** Start of Recorded data **
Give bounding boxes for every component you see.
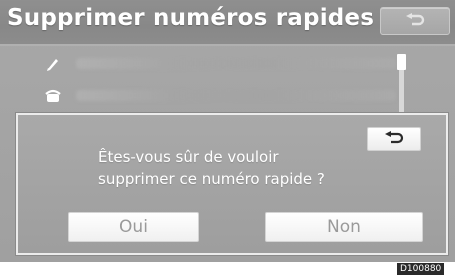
confirm-delete-dialog: Êtes-vous sûr de vouloir supprimer ce nu… <box>16 113 448 255</box>
phone-icon <box>45 89 61 102</box>
speed-dial-list <box>18 50 448 114</box>
pen-icon <box>47 59 58 71</box>
yes-button[interactable]: Oui <box>68 212 199 242</box>
scrollbar-thumb[interactable] <box>397 54 406 70</box>
back-button[interactable] <box>380 7 450 35</box>
return-arrow-icon <box>385 131 404 144</box>
navigation-screen: Supprimer numéros rapides Êtes-vous sûr … <box>0 0 455 275</box>
page-title: Supprimer numéros rapides <box>7 5 375 31</box>
list-item-text-blurred <box>76 90 396 101</box>
list-item-text-blurred <box>76 58 396 69</box>
message-line-1: Êtes-vous sûr de vouloir <box>98 148 279 166</box>
figure-reference-code: D100880 <box>397 263 445 275</box>
confirmation-message: Êtes-vous sûr de vouloir supprimer ce nu… <box>98 146 398 190</box>
title-bar: Supprimer numéros rapides <box>0 0 455 46</box>
return-arrow-icon <box>406 13 425 26</box>
display-panel: Supprimer numéros rapides Êtes-vous sûr … <box>0 0 455 262</box>
list-item[interactable] <box>18 50 410 78</box>
no-button[interactable]: Non <box>265 212 423 242</box>
list-item[interactable] <box>18 82 410 110</box>
message-line-2: supprimer ce numéro rapide ? <box>98 170 325 188</box>
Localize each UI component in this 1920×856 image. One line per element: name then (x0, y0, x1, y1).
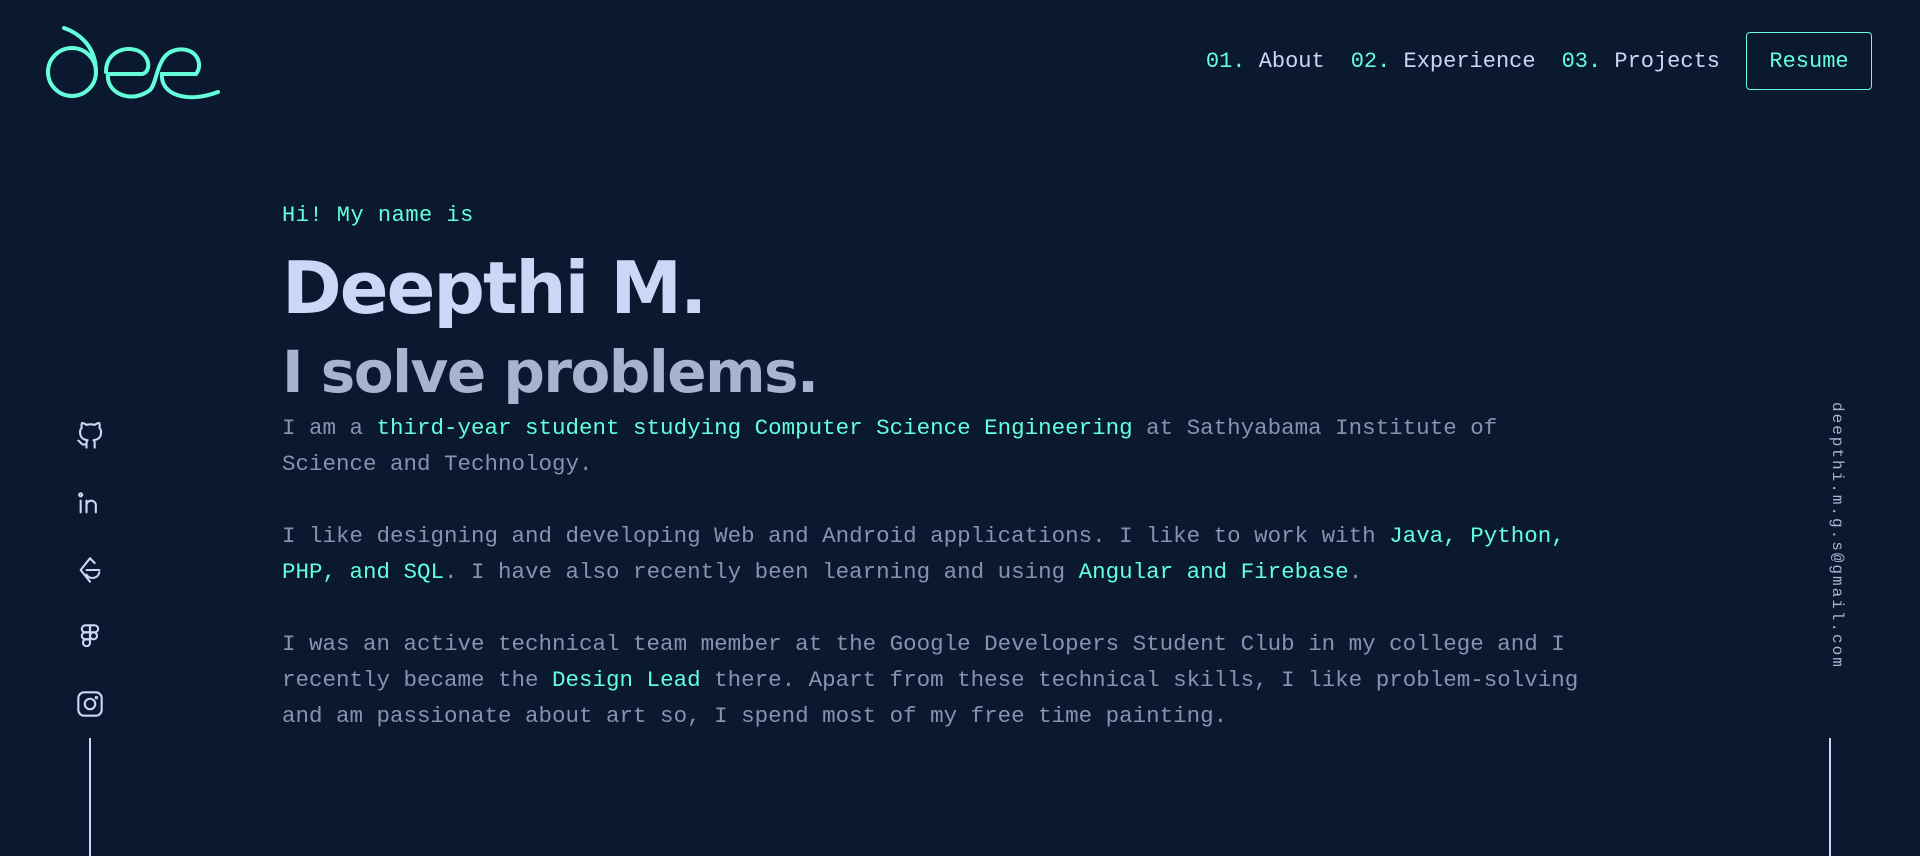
nav-label: About (1258, 48, 1325, 74)
nav-item-projects[interactable]: 03. Projects (1562, 49, 1720, 74)
linkedin-icon[interactable] (74, 487, 106, 519)
figma-icon[interactable] (74, 621, 106, 653)
nav-number: 03. (1561, 48, 1602, 74)
bio-text: I am a (282, 415, 377, 441)
left-divider-line (89, 738, 91, 856)
social-links (70, 420, 110, 755)
right-divider-line (1829, 738, 1831, 856)
nav-label: Projects (1614, 48, 1720, 74)
bio-paragraph: I like designing and developing Web and … (282, 518, 1602, 590)
bio-highlight: Angular and Firebase (1078, 559, 1349, 585)
nav-number: 01. (1205, 48, 1246, 74)
resume-button[interactable]: Resume (1746, 32, 1872, 90)
greeting: Hi! My name is (282, 203, 474, 228)
bio-text: I like designing and developing Web and … (282, 523, 1390, 549)
page-title: Deepthi M. (282, 246, 707, 330)
main-nav: 01. About 02. Experience 03. Projects Re… (1180, 32, 1872, 90)
email-link[interactable]: deepthi.m.g.s@gmail.com (1814, 402, 1846, 702)
codechef-icon[interactable] (74, 554, 106, 586)
bio-text: . (1348, 559, 1363, 585)
bio-paragraph: I was an active technical team member at… (282, 626, 1602, 734)
hero-section: Hi! My name is Deepthi M. I solve proble… (282, 200, 1602, 770)
instagram-icon[interactable] (74, 688, 106, 720)
bio: I am a third-year student studying Compu… (282, 410, 1602, 734)
nav-label: Experience (1403, 48, 1536, 74)
bio-highlight: Design Lead (552, 667, 701, 693)
bio-paragraph: I am a third-year student studying Compu… (282, 410, 1602, 482)
nav-item-experience[interactable]: 02. Experience (1351, 49, 1536, 74)
nav-item-about[interactable]: 01. About (1206, 49, 1325, 74)
bio-highlight: third-year student studying Computer Sci… (376, 415, 1133, 441)
bio-text: . I have also recently been learning and… (444, 559, 1079, 585)
logo[interactable] (46, 24, 226, 104)
tagline: I solve problems. (282, 338, 819, 406)
github-icon[interactable] (74, 420, 106, 452)
nav-number: 02. (1350, 48, 1391, 74)
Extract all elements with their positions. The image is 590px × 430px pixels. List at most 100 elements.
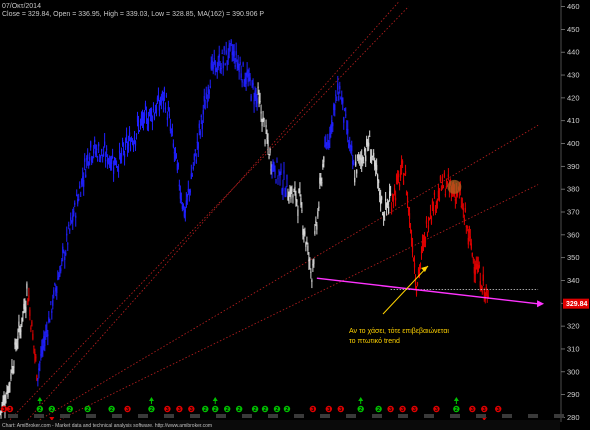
candle-body [247, 78, 249, 83]
candle-body [408, 213, 411, 219]
candle-body [228, 44, 230, 51]
candle-body [139, 120, 142, 123]
candle-body [297, 209, 299, 216]
signal-label: 2 [86, 407, 89, 413]
candle-body [479, 281, 481, 287]
candle-body [148, 115, 151, 117]
candle-body [172, 143, 174, 147]
candle-body [329, 133, 331, 140]
candle-body [323, 156, 325, 163]
candle-body [164, 107, 167, 110]
y-tick-label: 280 [567, 413, 580, 422]
candle-body [145, 112, 148, 116]
candle-body [397, 173, 400, 178]
candle-body [373, 152, 375, 157]
candle-body [78, 198, 80, 200]
candle-body [258, 96, 260, 104]
candle-body [177, 163, 179, 167]
candle-body [411, 245, 414, 253]
candle-body [230, 40, 232, 44]
candle-body [175, 154, 177, 159]
candle-body [120, 152, 123, 157]
candle-body [202, 110, 204, 115]
candle-body [407, 209, 410, 212]
candle-body [225, 50, 227, 54]
candle-body [108, 158, 110, 161]
candle-body [382, 213, 384, 215]
candle-body [330, 125, 332, 133]
candle-body [274, 169, 276, 175]
candle-body [191, 175, 193, 177]
candle-body [370, 156, 372, 163]
candle-body [460, 205, 462, 207]
candle-body [439, 176, 442, 181]
candle-body [115, 165, 118, 167]
candle-body [354, 177, 356, 183]
candle-body [306, 242, 308, 244]
candle-body [222, 61, 224, 69]
candle-body [128, 132, 131, 136]
candle-body [249, 77, 251, 81]
candle-body [68, 224, 70, 227]
x-tick-mark [60, 414, 70, 418]
x-tick-mark [34, 414, 44, 418]
candle-body [282, 188, 284, 192]
candle-body [447, 174, 449, 178]
candle-body [99, 160, 101, 162]
candle-body [470, 243, 472, 249]
candle-body [150, 109, 153, 117]
candle-body [35, 356, 37, 359]
candle-body [351, 145, 353, 151]
candle-body [9, 382, 11, 385]
candle-body [127, 143, 130, 146]
candle-body [64, 256, 66, 260]
candle-body [97, 159, 99, 161]
candle-body [462, 208, 464, 211]
price-chart[interactable]: 07/Οκτ/2014 Close = 329.84, Open = 336.9… [0, 0, 590, 430]
candle-body [406, 197, 409, 203]
signal-label: 2 [455, 407, 458, 413]
candle-body [19, 328, 21, 336]
candle-body [409, 229, 412, 231]
candle-body [195, 159, 197, 163]
candle-body [168, 114, 170, 116]
candle-body [227, 55, 229, 60]
candle-body [304, 231, 306, 235]
candle-body [106, 148, 108, 150]
candle-body [467, 237, 469, 245]
candle-body [76, 194, 78, 196]
candle-body [318, 206, 320, 209]
candle-body [34, 351, 36, 356]
candle-body [309, 258, 311, 261]
signal-label: 3 [483, 407, 486, 413]
candle-body [343, 117, 345, 123]
candle-body [63, 250, 65, 252]
candle-body [277, 177, 279, 180]
y-tick-label: 360 [567, 230, 580, 239]
candle-body [13, 366, 15, 368]
candle-body [111, 156, 114, 158]
candle-body [393, 188, 396, 195]
candle-body [88, 162, 90, 166]
y-tick-label: 310 [567, 344, 580, 353]
candle-body [291, 188, 293, 192]
candle-body [210, 62, 212, 69]
candle-body [250, 95, 252, 101]
candle-body [446, 181, 448, 185]
candle-body [7, 390, 9, 397]
price-tag: 329.84 [563, 298, 589, 309]
candle-body [438, 197, 441, 201]
signal-label: 2 [214, 407, 217, 413]
candle-body [311, 279, 313, 282]
candle-body [266, 137, 268, 139]
candle-body [268, 156, 270, 159]
candle-body [292, 194, 294, 198]
candle-body [253, 99, 255, 105]
signal-label: 2 [275, 407, 278, 413]
y-tick-label: 340 [567, 276, 580, 285]
candle-body [165, 95, 168, 97]
candle-body [368, 142, 370, 147]
candle-body [482, 274, 484, 281]
candle-body [80, 195, 82, 197]
candle-body [290, 192, 292, 199]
** End of Recorded data **
§ **Description of the task**
Pick out each line of the material above that contains the word "student", and copy those lines.

§ **Exercise response**
bio: I am a third-year student studying Compu… (282, 410, 1602, 734)
bio-paragraph: I am a third-year student studying Compu… (282, 410, 1602, 482)
bio-highlight: third-year student studying Computer Sci… (376, 415, 1133, 441)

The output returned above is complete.